Start of ENTRIES

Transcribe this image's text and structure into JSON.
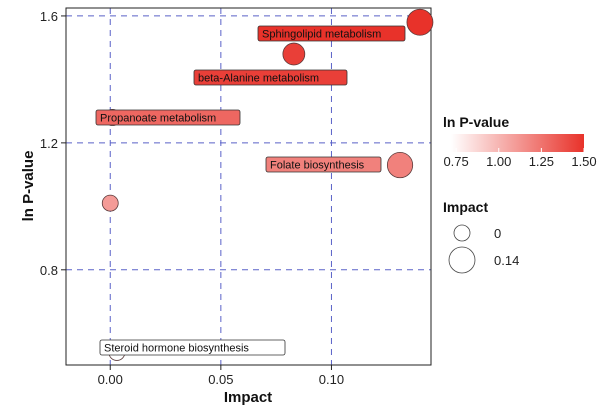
{
  "chart_data": {
    "type": "scatter",
    "title": "",
    "xlabel": "Impact",
    "ylabel": "ln P-value",
    "xlim": [
      -0.02,
      0.145
    ],
    "ylim": [
      0.5,
      1.625
    ],
    "x_ticks": [
      {
        "value": 0.0,
        "label": "0.00"
      },
      {
        "value": 0.05,
        "label": "0.05"
      },
      {
        "value": 0.1,
        "label": "0.10"
      }
    ],
    "y_ticks": [
      {
        "value": 0.8,
        "label": "0.8"
      },
      {
        "value": 1.2,
        "label": "1.2"
      },
      {
        "value": 1.6,
        "label": "1.6"
      }
    ],
    "grid": "dashed",
    "points": [
      {
        "label": "Sphingolipid metabolism",
        "x": 0.14,
        "y": 1.58,
        "lnp": 1.5
      },
      {
        "label": "beta-Alanine metabolism",
        "x": 0.083,
        "y": 1.48,
        "lnp": 1.45
      },
      {
        "label": "Propanoate metabolism",
        "x": 0.001,
        "y": 1.28,
        "lnp": 1.3
      },
      {
        "label": "Folate biosynthesis",
        "x": 0.131,
        "y": 1.13,
        "lnp": 1.2
      },
      {
        "label": "",
        "x": 0.0,
        "y": 1.01,
        "lnp": 1.1
      },
      {
        "label": "Steroid hormone biosynthesis",
        "x": 0.003,
        "y": 0.54,
        "lnp": 0.72
      }
    ],
    "color_legend": {
      "title": "ln P-value",
      "min": 0.72,
      "max": 1.5,
      "low_color": "#ffffff",
      "high_color": "#e8322a",
      "ticks": [
        {
          "value": 0.75,
          "label": "0.75"
        },
        {
          "value": 1.0,
          "label": "1.00"
        },
        {
          "value": 1.25,
          "label": "1.25"
        },
        {
          "value": 1.5,
          "label": "1.50"
        }
      ]
    },
    "size_legend": {
      "title": "Impact",
      "entries": [
        {
          "value": 0,
          "label": "0"
        },
        {
          "value": 0.14,
          "label": "0.14"
        }
      ]
    },
    "colors": {
      "grid": "#5a62c8",
      "point_stroke": "#5a3a3a"
    }
  }
}
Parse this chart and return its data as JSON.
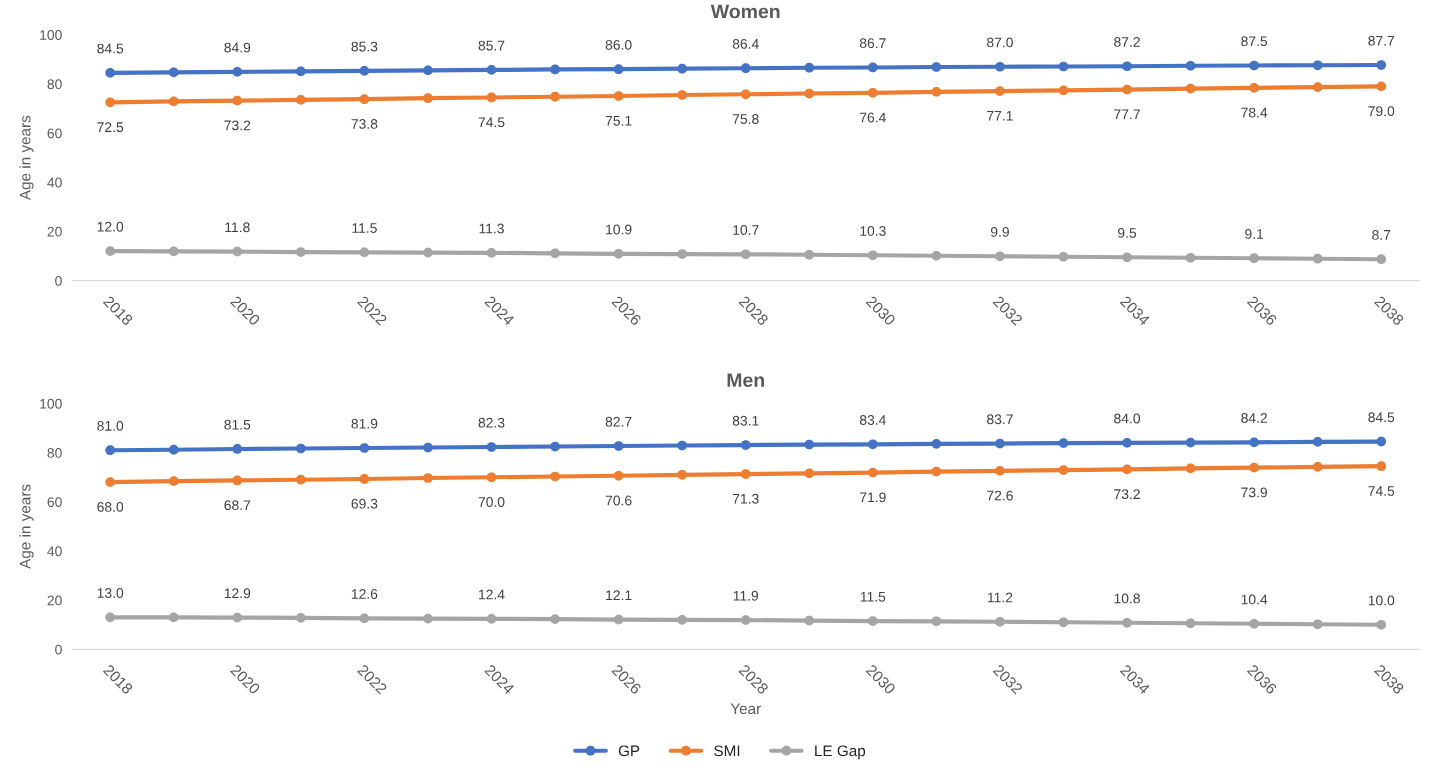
{
  "chart_data": [
    {
      "type": "line",
      "title": "Women",
      "ylabel": "Age in years",
      "legend": "bottom",
      "categories": [
        "2018",
        null,
        "2020",
        null,
        "2022",
        null,
        "2024",
        null,
        "2026",
        null,
        "2028",
        null,
        "2030",
        null,
        "2032",
        null,
        "2034",
        null,
        "2036",
        null,
        "2038"
      ],
      "ylim": [
        0,
        100
      ],
      "yticks": [
        0,
        20,
        40,
        60,
        80,
        100
      ],
      "marker": "circle",
      "line_style": "solid",
      "series": [
        {
          "name": "GP",
          "color": "#4472c4",
          "values": [
            84.5,
            84.7,
            84.9,
            85.1,
            85.3,
            85.5,
            85.7,
            85.9,
            86.0,
            86.2,
            86.4,
            86.6,
            86.7,
            86.9,
            87.0,
            87.1,
            87.2,
            87.4,
            87.5,
            87.6,
            87.7
          ],
          "value_labels": [
            "84.5",
            null,
            "84.9",
            null,
            "85.3",
            null,
            "85.7",
            null,
            "86.0",
            null,
            "86.4",
            null,
            "86.7",
            null,
            "87.0",
            null,
            "87.2",
            null,
            "87.5",
            null,
            "87.7"
          ]
        },
        {
          "name": "SMI",
          "color": "#ed7d31",
          "values": [
            72.5,
            72.9,
            73.2,
            73.5,
            73.8,
            74.2,
            74.5,
            74.8,
            75.1,
            75.5,
            75.8,
            76.1,
            76.4,
            76.8,
            77.1,
            77.4,
            77.7,
            78.1,
            78.4,
            78.7,
            79.0
          ],
          "value_labels": [
            "72.5",
            null,
            "73.2",
            null,
            "73.8",
            null,
            "74.5",
            null,
            "75.1",
            null,
            "75.8",
            null,
            "76.4",
            null,
            "77.1",
            null,
            "77.7",
            null,
            "78.4",
            null,
            "79.0"
          ]
        },
        {
          "name": "LE Gap",
          "color": "#a5a5a5",
          "values": [
            12.0,
            11.9,
            11.8,
            11.6,
            11.5,
            11.4,
            11.3,
            11.1,
            10.9,
            10.8,
            10.7,
            10.5,
            10.3,
            10.1,
            9.9,
            9.7,
            9.5,
            9.3,
            9.1,
            8.9,
            8.7
          ],
          "value_labels": [
            "12.0",
            null,
            "11.8",
            null,
            "11.5",
            null,
            "11.3",
            null,
            "10.9",
            null,
            "10.7",
            null,
            "10.3",
            null,
            "9.9",
            null,
            "9.5",
            null,
            "9.1",
            null,
            "8.7"
          ]
        }
      ]
    },
    {
      "type": "line",
      "title": "Men",
      "ylabel": "Age in years",
      "xlabel": "Year",
      "categories": [
        "2018",
        null,
        "2020",
        null,
        "2022",
        null,
        "2024",
        null,
        "2026",
        null,
        "2028",
        null,
        "2030",
        null,
        "2032",
        null,
        "2034",
        null,
        "2036",
        null,
        "2038"
      ],
      "ylim": [
        0,
        100
      ],
      "yticks": [
        0,
        20,
        40,
        60,
        80,
        100
      ],
      "marker": "circle",
      "line_style": "solid",
      "legend": "bottom",
      "series": [
        {
          "name": "GP",
          "color": "#4472c4",
          "values": [
            81.0,
            81.2,
            81.5,
            81.7,
            81.9,
            82.1,
            82.3,
            82.5,
            82.7,
            82.9,
            83.1,
            83.3,
            83.4,
            83.6,
            83.7,
            83.9,
            84.0,
            84.1,
            84.2,
            84.4,
            84.5
          ],
          "value_labels": [
            "81.0",
            null,
            "81.5",
            null,
            "81.9",
            null,
            "82.3",
            null,
            "82.7",
            null,
            "83.1",
            null,
            "83.4",
            null,
            "83.7",
            null,
            "84.0",
            null,
            "84.2",
            null,
            "84.5"
          ]
        },
        {
          "name": "SMI",
          "color": "#ed7d31",
          "values": [
            68.0,
            68.4,
            68.7,
            69.0,
            69.3,
            69.7,
            70.0,
            70.3,
            70.6,
            71.0,
            71.3,
            71.6,
            71.9,
            72.3,
            72.6,
            72.9,
            73.2,
            73.6,
            73.9,
            74.2,
            74.5
          ],
          "value_labels": [
            "68.0",
            null,
            "68.7",
            null,
            "69.3",
            null,
            "70.0",
            null,
            "70.6",
            null,
            "71.3",
            null,
            "71.9",
            null,
            "72.6",
            null,
            "73.2",
            null,
            "73.9",
            null,
            "74.5"
          ]
        },
        {
          "name": "LE Gap",
          "color": "#a5a5a5",
          "values": [
            13.0,
            13.0,
            12.9,
            12.8,
            12.6,
            12.5,
            12.4,
            12.3,
            12.1,
            12.0,
            11.9,
            11.7,
            11.5,
            11.4,
            11.2,
            11.0,
            10.8,
            10.6,
            10.4,
            10.2,
            10.0
          ],
          "value_labels": [
            "13.0",
            null,
            "12.9",
            null,
            "12.6",
            null,
            "12.4",
            null,
            "12.1",
            null,
            "11.9",
            null,
            "11.5",
            null,
            "11.2",
            null,
            "10.8",
            null,
            "10.4",
            null,
            "10.0"
          ]
        }
      ]
    }
  ]
}
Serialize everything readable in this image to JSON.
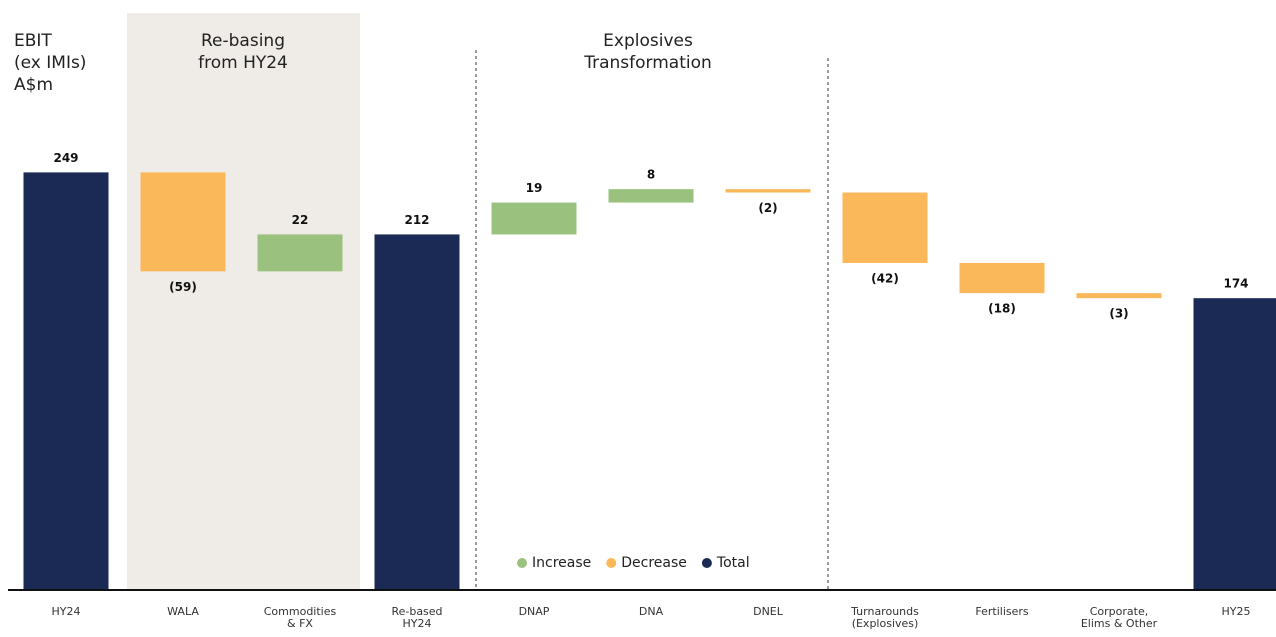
{
  "chart_data": {
    "type": "waterfall",
    "y_label": "EBIT\n(ex IMIs)\nA$m",
    "annotations": [
      "Re-basing\nfrom HY24",
      "Explosives\nTransformation"
    ],
    "categories": [
      "HY24",
      "WALA",
      "Commodities & FX",
      "Re-based HY24",
      "DNAP",
      "DNA",
      "DNEL",
      "Turnarounds (Explosives)",
      "Fertilisers",
      "Corporate, Elims & Other",
      "HY25"
    ],
    "values": [
      249,
      -59,
      22,
      212,
      19,
      8,
      -2,
      -42,
      -18,
      -3,
      174
    ],
    "value_labels": [
      "249",
      "(59)",
      "22",
      "212",
      "19",
      "8",
      "(2)",
      "(42)",
      "(18)",
      "(3)",
      "174"
    ],
    "colors": [
      "#1b2a55",
      "#fbb85a",
      "#9bc17f",
      "#1b2a55",
      "#9bc17f",
      "#9bc17f",
      "#fbb85a",
      "#fbb85a",
      "#fbb85a",
      "#fbb85a",
      "#1b2a55"
    ],
    "legend": [
      {
        "name": "Increase",
        "color": "#9bc17f"
      },
      {
        "name": "Decrease",
        "color": "#fbb85a"
      },
      {
        "name": "Total",
        "color": "#1b2a55"
      }
    ],
    "ylim": [
      0,
      350
    ]
  }
}
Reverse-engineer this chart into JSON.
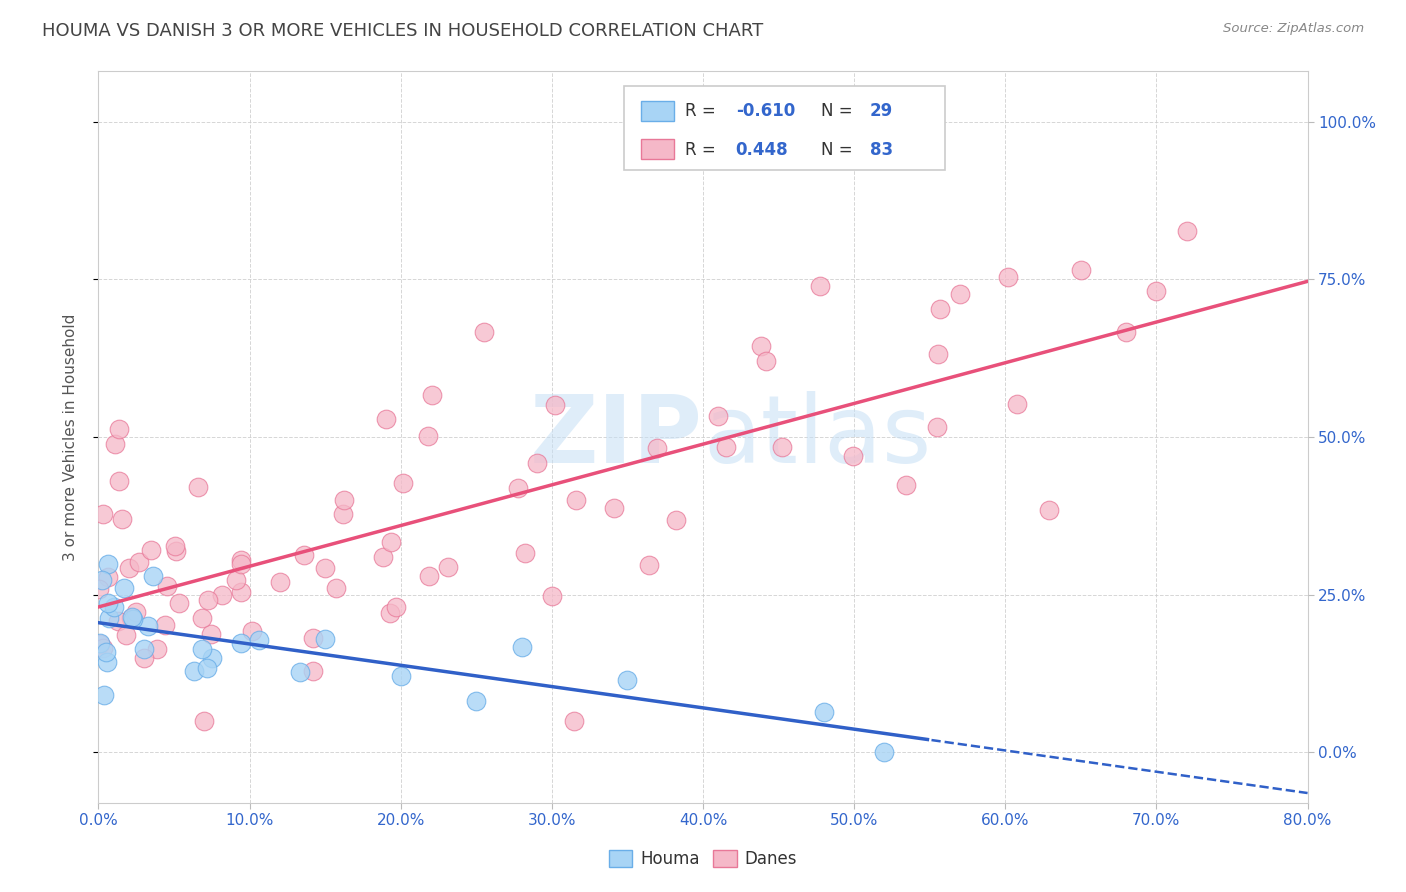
{
  "title": "HOUMA VS DANISH 3 OR MORE VEHICLES IN HOUSEHOLD CORRELATION CHART",
  "source_text": "Source: ZipAtlas.com",
  "ylabel": "3 or more Vehicles in Household",
  "xlim": [
    0.0,
    80.0
  ],
  "ylim": [
    -8.0,
    108.0
  ],
  "xticks": [
    0.0,
    10.0,
    20.0,
    30.0,
    40.0,
    50.0,
    60.0,
    70.0,
    80.0
  ],
  "yticks": [
    0.0,
    25.0,
    50.0,
    75.0,
    100.0
  ],
  "houma_color": "#a8d4f5",
  "houma_edge_color": "#6aaee8",
  "danes_color": "#f5b8c8",
  "danes_edge_color": "#e87898",
  "houma_line_color": "#3060c8",
  "danes_line_color": "#e8507a",
  "background_color": "#ffffff",
  "grid_color": "#cccccc",
  "title_color": "#444444",
  "watermark": "ZIPAtlas",
  "watermark_color": "#c5dff5",
  "houma_R": -0.61,
  "houma_N": 29,
  "danes_R": 0.448,
  "danes_N": 83,
  "legend_box_color": "#e8e8f8",
  "legend_border_color": "#b0b0d0"
}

End of ENTRIES

→ **TASK TO CARRY OUT**: Find how many lines of the material carry the string "this". Only the number should be in the answer.

→ **FINAL RESULT**: 4